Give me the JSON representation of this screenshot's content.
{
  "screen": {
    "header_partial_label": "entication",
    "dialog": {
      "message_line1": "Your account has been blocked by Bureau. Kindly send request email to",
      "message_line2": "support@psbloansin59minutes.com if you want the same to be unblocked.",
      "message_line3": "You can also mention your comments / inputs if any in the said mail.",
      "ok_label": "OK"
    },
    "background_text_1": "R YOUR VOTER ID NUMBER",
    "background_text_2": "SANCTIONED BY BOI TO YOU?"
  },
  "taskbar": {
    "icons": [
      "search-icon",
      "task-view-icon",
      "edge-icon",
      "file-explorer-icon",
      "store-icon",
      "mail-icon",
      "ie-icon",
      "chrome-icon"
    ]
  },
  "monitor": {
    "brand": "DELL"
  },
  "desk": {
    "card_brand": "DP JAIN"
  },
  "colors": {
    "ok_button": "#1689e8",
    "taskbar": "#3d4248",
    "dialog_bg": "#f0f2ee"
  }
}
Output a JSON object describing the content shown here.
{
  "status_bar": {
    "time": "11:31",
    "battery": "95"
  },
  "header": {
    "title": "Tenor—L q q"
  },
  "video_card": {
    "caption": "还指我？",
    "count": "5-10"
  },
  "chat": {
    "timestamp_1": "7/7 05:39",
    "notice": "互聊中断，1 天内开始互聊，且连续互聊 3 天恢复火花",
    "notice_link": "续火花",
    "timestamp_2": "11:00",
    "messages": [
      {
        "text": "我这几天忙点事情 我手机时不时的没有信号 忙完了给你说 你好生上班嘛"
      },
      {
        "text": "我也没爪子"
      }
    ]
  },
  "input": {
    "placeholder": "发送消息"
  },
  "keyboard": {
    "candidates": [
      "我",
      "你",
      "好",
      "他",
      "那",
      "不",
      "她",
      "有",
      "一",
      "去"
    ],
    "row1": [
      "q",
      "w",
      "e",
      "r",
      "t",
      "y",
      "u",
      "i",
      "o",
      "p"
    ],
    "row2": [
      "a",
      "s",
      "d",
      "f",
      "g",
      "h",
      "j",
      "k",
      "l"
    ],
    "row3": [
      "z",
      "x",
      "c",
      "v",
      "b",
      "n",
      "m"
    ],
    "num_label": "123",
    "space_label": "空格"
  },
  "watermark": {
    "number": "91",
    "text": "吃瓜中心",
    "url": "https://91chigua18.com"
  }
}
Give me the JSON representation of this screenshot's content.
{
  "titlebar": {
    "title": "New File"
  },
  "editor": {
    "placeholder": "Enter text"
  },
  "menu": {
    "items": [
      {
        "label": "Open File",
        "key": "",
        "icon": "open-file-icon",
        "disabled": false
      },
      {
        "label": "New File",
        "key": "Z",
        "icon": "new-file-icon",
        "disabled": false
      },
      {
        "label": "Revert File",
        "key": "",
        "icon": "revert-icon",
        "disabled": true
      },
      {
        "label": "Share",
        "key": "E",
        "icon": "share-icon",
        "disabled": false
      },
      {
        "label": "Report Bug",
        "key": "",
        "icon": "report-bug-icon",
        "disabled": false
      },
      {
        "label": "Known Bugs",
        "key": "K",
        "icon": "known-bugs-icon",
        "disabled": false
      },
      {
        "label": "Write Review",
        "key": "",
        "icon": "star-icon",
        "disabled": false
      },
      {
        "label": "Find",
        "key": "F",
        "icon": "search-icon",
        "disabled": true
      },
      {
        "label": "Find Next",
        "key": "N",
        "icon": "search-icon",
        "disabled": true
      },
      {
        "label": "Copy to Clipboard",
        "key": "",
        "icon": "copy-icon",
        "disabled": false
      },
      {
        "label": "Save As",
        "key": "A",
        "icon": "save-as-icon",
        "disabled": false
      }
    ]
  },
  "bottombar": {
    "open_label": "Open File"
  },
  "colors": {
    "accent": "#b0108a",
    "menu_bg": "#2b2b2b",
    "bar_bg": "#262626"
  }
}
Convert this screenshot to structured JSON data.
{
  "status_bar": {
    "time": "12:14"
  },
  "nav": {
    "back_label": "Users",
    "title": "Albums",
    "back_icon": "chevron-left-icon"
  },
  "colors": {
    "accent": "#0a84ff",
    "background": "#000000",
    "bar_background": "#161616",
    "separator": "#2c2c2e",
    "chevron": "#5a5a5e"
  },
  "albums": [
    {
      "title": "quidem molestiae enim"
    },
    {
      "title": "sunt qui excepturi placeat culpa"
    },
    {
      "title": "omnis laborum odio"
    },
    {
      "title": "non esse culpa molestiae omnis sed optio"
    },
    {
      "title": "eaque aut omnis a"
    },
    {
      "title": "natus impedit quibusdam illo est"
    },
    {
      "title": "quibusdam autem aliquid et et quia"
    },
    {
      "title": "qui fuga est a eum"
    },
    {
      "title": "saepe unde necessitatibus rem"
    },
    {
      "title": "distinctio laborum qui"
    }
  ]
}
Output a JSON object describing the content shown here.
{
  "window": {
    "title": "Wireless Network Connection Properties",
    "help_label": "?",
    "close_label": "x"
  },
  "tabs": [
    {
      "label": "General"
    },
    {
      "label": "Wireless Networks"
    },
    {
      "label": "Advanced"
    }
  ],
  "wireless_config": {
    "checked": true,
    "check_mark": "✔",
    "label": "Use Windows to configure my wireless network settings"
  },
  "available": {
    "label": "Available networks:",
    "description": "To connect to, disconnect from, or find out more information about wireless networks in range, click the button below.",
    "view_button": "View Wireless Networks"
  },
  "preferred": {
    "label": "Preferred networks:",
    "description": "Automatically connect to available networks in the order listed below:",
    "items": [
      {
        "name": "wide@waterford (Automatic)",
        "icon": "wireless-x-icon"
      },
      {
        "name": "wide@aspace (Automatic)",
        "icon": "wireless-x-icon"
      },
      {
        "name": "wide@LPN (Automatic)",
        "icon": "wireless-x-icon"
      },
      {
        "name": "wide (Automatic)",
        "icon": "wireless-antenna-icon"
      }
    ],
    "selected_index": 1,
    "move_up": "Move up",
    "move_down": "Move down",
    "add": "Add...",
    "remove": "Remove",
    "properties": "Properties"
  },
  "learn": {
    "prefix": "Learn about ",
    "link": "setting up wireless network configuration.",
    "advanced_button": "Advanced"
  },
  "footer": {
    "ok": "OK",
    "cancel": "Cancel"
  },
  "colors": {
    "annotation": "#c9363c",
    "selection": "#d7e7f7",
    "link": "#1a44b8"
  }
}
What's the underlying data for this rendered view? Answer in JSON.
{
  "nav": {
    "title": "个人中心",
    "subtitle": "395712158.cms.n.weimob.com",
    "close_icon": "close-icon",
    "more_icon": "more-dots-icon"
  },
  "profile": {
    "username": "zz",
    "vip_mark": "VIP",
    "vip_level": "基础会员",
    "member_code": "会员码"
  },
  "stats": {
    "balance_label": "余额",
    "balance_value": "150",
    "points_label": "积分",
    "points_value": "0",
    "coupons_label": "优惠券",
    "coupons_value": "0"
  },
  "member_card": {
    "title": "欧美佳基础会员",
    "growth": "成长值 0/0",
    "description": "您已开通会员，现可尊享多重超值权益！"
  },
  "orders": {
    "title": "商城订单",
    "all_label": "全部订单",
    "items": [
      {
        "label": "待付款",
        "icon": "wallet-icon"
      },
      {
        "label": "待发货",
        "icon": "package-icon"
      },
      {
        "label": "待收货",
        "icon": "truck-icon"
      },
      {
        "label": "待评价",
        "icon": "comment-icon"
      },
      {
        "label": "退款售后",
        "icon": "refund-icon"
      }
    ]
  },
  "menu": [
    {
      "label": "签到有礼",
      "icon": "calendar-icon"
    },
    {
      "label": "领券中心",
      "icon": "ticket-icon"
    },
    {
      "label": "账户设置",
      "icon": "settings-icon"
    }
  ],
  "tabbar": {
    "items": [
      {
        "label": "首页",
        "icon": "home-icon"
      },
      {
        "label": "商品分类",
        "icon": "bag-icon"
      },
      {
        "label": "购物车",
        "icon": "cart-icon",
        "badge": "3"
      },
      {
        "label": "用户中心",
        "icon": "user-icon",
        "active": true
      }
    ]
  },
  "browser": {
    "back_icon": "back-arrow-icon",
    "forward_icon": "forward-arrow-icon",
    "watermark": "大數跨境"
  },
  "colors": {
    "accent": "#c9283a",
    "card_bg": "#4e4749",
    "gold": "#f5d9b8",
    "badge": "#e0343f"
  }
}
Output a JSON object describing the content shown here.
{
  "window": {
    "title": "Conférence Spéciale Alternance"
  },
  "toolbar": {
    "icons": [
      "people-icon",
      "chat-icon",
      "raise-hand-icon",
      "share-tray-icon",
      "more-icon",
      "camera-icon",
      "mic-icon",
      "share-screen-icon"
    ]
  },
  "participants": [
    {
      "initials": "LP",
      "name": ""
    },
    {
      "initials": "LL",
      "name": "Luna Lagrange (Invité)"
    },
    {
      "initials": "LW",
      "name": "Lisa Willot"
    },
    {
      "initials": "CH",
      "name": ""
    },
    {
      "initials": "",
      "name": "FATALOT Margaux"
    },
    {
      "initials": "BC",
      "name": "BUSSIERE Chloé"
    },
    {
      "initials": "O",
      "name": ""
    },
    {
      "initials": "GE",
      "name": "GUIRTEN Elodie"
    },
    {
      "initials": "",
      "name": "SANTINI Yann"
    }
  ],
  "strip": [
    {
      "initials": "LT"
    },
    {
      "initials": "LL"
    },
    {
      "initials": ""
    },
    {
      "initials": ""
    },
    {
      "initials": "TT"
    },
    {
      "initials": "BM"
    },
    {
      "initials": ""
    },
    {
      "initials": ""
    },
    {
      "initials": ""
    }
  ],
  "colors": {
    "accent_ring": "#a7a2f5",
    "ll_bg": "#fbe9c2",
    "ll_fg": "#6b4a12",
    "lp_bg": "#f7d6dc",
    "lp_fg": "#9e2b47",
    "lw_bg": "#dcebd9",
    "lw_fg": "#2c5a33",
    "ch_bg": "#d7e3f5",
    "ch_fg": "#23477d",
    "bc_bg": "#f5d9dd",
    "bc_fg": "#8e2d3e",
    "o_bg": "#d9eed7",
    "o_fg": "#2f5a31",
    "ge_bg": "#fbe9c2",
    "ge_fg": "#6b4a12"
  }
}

WHAT TO DO
Only a number is expected here: the count of lines in the listing that hold the string "quibusdam".

RESULT BELOW
2